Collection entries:
━━━━━━━━━━━━━━━━━━━━━━━━━━━━━━

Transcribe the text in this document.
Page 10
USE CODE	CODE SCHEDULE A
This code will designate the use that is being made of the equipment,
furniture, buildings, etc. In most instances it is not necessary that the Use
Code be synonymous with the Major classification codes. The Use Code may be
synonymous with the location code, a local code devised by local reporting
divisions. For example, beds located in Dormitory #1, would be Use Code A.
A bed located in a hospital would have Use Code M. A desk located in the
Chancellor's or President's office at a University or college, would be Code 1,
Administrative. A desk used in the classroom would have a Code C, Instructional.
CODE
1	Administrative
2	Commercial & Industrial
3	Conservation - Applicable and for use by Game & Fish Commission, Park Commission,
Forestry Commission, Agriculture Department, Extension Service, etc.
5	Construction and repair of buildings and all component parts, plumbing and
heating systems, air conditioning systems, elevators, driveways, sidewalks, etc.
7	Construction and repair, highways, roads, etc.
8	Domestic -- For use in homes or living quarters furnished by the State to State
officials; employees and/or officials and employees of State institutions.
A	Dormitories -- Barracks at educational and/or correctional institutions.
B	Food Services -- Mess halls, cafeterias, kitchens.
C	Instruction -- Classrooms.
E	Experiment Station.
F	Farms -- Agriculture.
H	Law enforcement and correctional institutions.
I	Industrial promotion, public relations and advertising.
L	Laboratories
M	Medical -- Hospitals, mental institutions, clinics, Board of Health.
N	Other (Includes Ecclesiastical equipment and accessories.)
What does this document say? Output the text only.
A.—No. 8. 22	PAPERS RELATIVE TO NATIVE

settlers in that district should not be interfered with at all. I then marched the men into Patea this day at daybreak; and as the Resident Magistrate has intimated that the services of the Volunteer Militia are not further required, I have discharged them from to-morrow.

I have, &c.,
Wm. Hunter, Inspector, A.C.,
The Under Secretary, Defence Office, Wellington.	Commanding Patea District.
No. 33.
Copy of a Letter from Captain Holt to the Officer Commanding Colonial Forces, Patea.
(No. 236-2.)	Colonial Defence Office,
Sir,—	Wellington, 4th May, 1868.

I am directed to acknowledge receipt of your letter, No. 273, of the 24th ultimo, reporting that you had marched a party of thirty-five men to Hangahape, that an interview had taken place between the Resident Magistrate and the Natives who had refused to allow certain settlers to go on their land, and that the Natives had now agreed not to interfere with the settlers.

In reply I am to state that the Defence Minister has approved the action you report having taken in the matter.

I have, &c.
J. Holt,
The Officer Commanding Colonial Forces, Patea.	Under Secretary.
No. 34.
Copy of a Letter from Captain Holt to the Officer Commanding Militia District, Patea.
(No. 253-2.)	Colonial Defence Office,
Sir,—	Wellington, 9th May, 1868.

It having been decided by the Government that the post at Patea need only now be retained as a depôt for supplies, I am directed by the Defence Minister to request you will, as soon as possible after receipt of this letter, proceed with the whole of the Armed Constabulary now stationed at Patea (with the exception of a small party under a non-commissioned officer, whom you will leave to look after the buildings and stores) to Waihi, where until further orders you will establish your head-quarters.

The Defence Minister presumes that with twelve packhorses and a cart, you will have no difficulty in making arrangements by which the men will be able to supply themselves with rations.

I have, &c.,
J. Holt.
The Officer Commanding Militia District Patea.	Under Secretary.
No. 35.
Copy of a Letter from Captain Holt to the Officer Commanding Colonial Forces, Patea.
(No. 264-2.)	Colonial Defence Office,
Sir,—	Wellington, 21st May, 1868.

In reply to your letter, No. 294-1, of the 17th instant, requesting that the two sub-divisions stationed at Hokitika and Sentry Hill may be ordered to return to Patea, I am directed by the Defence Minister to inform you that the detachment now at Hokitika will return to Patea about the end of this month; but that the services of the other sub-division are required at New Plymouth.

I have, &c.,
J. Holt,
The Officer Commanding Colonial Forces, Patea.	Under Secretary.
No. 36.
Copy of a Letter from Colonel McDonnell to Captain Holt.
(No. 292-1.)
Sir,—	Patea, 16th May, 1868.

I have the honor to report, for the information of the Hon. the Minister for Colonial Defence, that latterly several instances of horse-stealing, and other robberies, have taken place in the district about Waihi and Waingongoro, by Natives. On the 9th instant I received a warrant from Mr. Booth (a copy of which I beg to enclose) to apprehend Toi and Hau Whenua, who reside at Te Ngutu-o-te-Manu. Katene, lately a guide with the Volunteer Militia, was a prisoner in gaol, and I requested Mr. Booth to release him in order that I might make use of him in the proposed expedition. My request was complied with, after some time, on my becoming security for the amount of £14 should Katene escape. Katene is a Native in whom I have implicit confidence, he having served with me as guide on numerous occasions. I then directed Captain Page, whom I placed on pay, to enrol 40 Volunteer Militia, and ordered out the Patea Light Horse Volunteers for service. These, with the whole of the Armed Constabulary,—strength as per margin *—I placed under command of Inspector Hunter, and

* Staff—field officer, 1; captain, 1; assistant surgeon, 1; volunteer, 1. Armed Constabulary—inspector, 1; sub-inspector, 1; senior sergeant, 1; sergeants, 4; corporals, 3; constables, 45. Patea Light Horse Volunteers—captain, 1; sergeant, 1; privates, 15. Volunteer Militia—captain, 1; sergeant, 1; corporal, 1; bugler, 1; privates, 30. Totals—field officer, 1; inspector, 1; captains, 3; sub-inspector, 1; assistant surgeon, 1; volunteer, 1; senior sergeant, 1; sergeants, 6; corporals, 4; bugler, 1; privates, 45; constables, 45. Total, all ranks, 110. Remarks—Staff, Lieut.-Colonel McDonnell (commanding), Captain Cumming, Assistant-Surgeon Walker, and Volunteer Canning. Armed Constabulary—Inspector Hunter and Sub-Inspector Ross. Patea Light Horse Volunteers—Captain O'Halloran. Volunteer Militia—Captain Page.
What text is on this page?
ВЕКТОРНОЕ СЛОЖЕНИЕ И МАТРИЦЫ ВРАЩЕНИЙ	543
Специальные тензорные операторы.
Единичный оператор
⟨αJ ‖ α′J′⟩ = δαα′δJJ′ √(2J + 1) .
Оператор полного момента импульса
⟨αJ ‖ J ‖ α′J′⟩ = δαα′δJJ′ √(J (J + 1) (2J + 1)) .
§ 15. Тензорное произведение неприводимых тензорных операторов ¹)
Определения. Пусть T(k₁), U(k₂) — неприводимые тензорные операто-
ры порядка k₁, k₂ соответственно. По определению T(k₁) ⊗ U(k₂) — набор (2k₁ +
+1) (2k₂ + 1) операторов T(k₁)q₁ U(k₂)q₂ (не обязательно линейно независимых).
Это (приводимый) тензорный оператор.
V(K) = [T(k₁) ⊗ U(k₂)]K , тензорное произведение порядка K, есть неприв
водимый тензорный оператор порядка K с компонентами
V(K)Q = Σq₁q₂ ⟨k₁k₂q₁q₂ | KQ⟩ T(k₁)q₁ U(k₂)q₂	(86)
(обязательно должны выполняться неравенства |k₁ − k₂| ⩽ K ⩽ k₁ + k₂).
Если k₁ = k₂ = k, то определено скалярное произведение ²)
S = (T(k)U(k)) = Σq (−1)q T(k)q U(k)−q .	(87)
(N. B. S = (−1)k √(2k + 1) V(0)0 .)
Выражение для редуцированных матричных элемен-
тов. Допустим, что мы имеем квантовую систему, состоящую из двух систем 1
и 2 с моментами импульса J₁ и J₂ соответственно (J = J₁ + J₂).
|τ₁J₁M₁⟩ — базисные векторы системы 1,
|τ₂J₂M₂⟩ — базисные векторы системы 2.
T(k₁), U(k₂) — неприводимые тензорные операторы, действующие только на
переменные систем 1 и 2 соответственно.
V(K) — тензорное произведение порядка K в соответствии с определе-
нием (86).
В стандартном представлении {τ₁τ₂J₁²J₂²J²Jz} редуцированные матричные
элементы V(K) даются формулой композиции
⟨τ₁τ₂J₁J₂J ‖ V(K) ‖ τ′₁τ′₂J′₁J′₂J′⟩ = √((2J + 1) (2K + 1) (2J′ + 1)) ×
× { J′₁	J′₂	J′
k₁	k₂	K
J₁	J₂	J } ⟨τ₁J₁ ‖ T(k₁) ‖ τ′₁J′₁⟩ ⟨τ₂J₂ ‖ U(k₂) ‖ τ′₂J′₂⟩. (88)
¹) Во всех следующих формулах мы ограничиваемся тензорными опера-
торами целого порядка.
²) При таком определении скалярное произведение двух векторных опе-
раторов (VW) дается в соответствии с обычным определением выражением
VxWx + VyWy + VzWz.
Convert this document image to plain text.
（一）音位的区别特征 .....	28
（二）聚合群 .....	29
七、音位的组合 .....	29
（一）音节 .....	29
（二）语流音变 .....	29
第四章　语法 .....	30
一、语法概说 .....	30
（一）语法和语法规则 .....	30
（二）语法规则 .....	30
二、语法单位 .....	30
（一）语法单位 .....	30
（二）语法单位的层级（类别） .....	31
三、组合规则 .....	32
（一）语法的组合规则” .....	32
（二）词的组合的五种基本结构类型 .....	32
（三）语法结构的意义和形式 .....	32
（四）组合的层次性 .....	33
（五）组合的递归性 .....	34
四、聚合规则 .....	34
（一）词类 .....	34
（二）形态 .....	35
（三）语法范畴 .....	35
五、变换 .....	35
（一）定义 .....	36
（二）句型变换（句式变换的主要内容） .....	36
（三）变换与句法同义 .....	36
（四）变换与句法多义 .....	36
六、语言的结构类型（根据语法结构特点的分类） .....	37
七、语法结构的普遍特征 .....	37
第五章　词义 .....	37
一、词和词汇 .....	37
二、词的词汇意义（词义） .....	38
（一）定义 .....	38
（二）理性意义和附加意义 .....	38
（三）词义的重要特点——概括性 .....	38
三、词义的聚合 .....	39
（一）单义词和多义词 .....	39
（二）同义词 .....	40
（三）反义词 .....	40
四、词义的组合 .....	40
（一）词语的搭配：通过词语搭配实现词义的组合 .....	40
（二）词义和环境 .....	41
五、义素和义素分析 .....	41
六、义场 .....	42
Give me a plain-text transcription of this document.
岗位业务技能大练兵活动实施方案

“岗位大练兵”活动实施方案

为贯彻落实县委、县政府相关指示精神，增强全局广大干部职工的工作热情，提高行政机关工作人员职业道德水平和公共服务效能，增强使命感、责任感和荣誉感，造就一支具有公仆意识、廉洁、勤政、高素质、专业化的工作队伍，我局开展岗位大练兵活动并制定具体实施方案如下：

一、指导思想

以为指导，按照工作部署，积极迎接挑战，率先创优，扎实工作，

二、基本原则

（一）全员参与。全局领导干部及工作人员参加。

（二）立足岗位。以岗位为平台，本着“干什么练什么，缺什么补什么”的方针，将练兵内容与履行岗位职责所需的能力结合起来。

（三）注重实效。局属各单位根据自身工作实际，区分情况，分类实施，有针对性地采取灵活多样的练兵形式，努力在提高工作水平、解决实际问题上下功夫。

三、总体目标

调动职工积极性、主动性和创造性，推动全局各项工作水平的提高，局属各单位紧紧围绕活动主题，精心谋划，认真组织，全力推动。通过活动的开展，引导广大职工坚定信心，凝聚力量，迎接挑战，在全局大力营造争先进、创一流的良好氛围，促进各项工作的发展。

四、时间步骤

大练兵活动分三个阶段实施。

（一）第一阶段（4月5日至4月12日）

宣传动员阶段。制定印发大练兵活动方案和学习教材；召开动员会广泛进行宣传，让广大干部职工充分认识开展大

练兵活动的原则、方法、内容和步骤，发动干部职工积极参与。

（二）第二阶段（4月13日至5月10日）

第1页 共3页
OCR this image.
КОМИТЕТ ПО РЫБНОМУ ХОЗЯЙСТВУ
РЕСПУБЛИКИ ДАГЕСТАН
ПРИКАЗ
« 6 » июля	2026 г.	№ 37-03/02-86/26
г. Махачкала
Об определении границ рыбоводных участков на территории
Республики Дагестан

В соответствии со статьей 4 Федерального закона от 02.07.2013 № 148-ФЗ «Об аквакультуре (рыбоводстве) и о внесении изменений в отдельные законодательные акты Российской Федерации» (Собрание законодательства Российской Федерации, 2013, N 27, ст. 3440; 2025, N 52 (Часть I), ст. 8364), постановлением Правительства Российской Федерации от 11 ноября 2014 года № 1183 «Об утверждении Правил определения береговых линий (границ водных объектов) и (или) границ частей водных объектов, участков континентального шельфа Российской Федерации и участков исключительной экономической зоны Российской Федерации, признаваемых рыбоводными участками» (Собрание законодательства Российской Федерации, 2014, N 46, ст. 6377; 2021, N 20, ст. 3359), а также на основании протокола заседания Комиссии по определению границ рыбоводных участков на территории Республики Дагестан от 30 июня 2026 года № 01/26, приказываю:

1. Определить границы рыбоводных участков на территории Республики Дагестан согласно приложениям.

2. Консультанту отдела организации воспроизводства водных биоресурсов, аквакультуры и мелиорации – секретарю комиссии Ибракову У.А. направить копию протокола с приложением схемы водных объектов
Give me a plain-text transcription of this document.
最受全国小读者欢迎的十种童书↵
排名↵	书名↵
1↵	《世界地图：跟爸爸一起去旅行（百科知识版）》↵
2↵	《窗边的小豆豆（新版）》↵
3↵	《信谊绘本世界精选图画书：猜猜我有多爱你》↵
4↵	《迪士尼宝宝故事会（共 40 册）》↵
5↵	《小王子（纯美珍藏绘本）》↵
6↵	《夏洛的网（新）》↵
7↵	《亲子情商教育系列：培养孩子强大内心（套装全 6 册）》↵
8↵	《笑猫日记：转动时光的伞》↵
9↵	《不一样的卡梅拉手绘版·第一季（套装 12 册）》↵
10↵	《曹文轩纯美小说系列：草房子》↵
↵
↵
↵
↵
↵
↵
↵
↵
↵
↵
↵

━━━━━━━━━━━━━━━━━━━━━━━━━━━━━━

Where does the word "What" appear in the listing? List each line that holds it.

What does this document say? Output the text only.
What text is on this page?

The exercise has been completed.